## EXERCISE DESCRIPTION
Render the records, from the start through the line containing "taskbar-app-file-explorer[interactable]: [385, 727, 434, 768]", as a Markdown table with the columns Row and Line, leaving out any blank lines.

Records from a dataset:
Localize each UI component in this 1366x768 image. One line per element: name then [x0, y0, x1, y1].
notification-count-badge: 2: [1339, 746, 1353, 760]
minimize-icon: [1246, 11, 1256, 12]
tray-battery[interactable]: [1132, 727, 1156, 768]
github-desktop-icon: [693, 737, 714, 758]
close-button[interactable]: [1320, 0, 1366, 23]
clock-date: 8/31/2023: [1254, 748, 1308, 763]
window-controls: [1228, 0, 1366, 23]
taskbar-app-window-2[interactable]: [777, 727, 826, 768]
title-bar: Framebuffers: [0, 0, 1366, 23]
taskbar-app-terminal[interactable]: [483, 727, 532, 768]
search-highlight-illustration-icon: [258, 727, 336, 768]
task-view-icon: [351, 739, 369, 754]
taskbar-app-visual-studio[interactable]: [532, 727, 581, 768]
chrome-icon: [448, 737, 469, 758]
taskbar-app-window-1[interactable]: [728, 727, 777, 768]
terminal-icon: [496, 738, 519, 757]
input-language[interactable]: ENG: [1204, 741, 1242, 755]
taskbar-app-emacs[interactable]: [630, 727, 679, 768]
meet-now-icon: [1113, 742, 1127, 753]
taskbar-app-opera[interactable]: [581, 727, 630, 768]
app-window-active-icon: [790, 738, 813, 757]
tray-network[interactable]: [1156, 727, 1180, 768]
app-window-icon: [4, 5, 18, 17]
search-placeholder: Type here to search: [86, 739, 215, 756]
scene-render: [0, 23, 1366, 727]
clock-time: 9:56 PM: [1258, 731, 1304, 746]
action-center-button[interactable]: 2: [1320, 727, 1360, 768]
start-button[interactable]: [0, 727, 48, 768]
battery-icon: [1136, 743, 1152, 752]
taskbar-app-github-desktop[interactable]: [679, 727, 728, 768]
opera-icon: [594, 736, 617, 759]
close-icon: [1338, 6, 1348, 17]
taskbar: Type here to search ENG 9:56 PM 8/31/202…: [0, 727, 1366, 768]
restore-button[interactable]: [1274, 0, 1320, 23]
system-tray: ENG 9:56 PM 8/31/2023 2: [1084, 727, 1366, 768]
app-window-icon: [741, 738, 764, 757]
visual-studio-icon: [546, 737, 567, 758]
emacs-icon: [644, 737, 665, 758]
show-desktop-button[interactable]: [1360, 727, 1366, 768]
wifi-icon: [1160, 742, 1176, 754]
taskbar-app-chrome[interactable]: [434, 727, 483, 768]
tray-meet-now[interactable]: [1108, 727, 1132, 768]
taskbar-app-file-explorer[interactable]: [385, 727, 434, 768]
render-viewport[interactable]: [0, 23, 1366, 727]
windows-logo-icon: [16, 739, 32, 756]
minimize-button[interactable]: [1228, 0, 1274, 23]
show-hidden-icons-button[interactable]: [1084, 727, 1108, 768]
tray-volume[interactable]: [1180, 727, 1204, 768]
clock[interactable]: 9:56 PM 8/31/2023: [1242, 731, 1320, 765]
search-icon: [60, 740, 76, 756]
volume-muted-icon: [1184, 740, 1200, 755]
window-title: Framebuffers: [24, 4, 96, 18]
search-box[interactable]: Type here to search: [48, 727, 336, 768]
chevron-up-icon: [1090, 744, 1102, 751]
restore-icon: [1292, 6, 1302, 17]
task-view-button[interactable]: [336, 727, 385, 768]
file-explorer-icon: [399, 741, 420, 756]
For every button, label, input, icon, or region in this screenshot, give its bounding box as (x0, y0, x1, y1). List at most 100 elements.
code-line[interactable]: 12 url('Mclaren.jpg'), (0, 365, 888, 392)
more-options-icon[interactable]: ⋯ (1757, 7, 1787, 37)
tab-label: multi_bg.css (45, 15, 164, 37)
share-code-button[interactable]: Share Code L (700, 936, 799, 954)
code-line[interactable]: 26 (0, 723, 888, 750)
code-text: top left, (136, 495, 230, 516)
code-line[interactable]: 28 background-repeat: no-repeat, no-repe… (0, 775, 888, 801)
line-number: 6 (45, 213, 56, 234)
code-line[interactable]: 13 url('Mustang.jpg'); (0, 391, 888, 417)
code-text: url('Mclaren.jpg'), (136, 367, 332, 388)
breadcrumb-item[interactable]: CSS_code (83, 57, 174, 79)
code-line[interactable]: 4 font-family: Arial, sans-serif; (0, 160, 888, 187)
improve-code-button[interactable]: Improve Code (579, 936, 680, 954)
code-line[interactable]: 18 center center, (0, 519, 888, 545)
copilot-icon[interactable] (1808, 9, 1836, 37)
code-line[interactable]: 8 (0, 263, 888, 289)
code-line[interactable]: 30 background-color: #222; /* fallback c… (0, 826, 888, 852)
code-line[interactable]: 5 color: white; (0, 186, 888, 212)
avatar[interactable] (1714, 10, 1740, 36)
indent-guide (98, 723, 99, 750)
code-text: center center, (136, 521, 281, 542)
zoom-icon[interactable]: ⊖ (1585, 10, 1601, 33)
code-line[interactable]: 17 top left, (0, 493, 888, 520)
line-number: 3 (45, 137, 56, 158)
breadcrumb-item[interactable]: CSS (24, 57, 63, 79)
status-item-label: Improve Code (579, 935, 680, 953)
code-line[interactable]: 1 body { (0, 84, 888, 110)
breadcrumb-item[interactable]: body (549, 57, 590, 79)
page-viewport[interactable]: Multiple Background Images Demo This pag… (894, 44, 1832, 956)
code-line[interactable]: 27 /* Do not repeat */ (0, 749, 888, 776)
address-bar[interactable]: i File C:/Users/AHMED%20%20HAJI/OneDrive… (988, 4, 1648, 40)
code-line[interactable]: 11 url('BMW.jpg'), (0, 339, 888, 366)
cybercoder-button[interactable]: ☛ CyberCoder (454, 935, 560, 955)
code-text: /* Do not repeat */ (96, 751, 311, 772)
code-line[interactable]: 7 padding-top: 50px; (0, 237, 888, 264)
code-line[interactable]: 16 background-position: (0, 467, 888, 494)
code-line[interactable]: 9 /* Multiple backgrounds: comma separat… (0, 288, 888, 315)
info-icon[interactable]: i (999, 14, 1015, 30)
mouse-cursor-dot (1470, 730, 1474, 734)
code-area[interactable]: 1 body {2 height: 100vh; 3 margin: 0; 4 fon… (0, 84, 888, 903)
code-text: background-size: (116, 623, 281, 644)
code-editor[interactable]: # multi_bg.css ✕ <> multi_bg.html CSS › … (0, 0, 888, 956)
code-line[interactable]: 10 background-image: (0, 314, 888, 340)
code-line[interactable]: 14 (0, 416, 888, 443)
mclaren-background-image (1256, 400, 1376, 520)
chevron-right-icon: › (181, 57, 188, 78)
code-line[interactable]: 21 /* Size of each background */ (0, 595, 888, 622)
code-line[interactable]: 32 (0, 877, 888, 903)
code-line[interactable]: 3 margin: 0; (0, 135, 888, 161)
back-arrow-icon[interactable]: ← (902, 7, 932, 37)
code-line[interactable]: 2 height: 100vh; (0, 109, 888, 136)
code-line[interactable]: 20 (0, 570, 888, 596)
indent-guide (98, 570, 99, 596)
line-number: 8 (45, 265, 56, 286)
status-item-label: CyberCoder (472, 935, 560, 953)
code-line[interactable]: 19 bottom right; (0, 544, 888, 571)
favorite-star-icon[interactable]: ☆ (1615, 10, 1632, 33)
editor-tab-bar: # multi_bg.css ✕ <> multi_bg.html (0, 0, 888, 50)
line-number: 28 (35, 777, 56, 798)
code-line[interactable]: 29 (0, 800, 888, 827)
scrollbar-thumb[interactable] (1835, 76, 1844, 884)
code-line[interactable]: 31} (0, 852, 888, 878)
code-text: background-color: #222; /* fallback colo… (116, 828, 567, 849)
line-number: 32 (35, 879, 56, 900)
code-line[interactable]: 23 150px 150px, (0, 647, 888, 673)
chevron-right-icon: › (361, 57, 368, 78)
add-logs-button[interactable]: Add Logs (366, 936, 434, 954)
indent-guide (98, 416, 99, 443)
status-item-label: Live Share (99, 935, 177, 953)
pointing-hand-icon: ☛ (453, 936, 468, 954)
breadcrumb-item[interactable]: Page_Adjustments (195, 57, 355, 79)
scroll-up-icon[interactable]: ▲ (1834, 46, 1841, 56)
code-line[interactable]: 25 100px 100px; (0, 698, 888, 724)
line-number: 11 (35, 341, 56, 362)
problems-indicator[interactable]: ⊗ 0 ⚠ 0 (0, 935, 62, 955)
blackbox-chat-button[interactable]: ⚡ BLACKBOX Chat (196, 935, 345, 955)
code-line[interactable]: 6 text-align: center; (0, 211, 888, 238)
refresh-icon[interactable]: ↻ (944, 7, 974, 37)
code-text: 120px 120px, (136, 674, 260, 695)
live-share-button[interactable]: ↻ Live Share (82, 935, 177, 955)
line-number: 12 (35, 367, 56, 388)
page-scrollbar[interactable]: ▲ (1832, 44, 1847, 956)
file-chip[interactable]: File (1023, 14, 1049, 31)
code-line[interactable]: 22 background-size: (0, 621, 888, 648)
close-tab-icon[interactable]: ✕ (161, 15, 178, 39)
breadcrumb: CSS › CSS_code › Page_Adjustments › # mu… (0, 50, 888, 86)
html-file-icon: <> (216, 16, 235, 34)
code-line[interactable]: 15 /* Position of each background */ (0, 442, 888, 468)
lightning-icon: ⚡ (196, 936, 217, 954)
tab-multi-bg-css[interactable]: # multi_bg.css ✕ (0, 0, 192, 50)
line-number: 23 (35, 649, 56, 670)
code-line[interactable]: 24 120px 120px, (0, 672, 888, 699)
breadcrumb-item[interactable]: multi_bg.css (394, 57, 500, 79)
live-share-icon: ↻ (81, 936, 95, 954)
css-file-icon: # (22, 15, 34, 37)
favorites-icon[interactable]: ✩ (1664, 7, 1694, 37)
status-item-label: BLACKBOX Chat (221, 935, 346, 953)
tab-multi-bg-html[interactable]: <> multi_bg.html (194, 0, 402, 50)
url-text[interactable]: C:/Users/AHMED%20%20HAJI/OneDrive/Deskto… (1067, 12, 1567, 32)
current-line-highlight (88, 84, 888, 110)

## FINAL ANSWER
| Row | Line |
|---|---|
| 1 | Localize each UI component in this 1366x768 image. One line per element: name then [x0, y0, x1, y1]. |
| 2 | notification-count-badge: 2: [1339, 746, 1353, 760] |
| 3 | minimize-icon: [1246, 11, 1256, 12] |
| 4 | tray-battery[interactable]: [1132, 727, 1156, 768] |
| 5 | github-desktop-icon: [693, 737, 714, 758] |
| 6 | close-button[interactable]: [1320, 0, 1366, 23] |
| 7 | clock-date: 8/31/2023: [1254, 748, 1308, 763] |
| 8 | window-controls: [1228, 0, 1366, 23] |
| 9 | taskbar-app-window-2[interactable]: [777, 727, 826, 768] |
| 10 | title-bar: Framebuffers: [0, 0, 1366, 23] |
| 11 | taskbar-app-terminal[interactable]: [483, 727, 532, 768] |
| 12 | search-highlight-illustration-icon: [258, 727, 336, 768] |
| 13 | task-view-icon: [351, 739, 369, 754] |
| 14 | taskbar-app-visual-studio[interactable]: [532, 727, 581, 768] |
| 15 | chrome-icon: [448, 737, 469, 758] |
| 16 | taskbar-app-window-1[interactable]: [728, 727, 777, 768] |
| 17 | terminal-icon: [496, 738, 519, 757] |
| 18 | input-language[interactable]: ENG: [1204, 741, 1242, 755] |
| 19 | taskbar-app-emacs[interactable]: [630, 727, 679, 768] |
| 20 | meet-now-icon: [1113, 742, 1127, 753] |
| 21 | taskbar-app-opera[interactable]: [581, 727, 630, 768] |
| 22 | app-window-active-icon: [790, 738, 813, 757] |
| 23 | tray-network[interactable]: [1156, 727, 1180, 768] |
| 24 | app-window-icon: [4, 5, 18, 17] |
| 25 | search-placeholder: Type here to search: [86, 739, 215, 756] |
| 26 | scene-render: [0, 23, 1366, 727] |
| 27 | clock-time: 9:56 PM: [1258, 731, 1304, 746] |
| 28 | action-center-button[interactable]: 2: [1320, 727, 1360, 768] |
| 29 | start-button[interactable]: [0, 727, 48, 768] |
| 30 | battery-icon: [1136, 743, 1152, 752] |
| 31 | taskbar-app-github-desktop[interactable]: [679, 727, 728, 768] |
| 32 | opera-icon: [594, 736, 617, 759] |
| 33 | close-icon: [1338, 6, 1348, 17] |
| 34 | taskbar: Type here to search ENG 9:56 PM 8/31/202…: [0, 727, 1366, 768] |
| 35 | restore-button[interactable]: [1274, 0, 1320, 23] |
| 36 | system-tray: ENG 9:56 PM 8/31/2023 2: [1084, 727, 1366, 768] |
| 37 | app-window-icon: [741, 738, 764, 757] |
| 38 | visual-studio-icon: [546, 737, 567, 758] |
| 39 | emacs-icon: [644, 737, 665, 758] |
| 40 | show-desktop-button[interactable]: [1360, 727, 1366, 768] |
| 41 | wifi-icon: [1160, 742, 1176, 754] |
| 42 | taskbar-app-chrome[interactable]: [434, 727, 483, 768] |
| 43 | tray-meet-now[interactable]: [1108, 727, 1132, 768] |
| 44 | taskbar-app-file-explorer[interactable]: [385, 727, 434, 768] |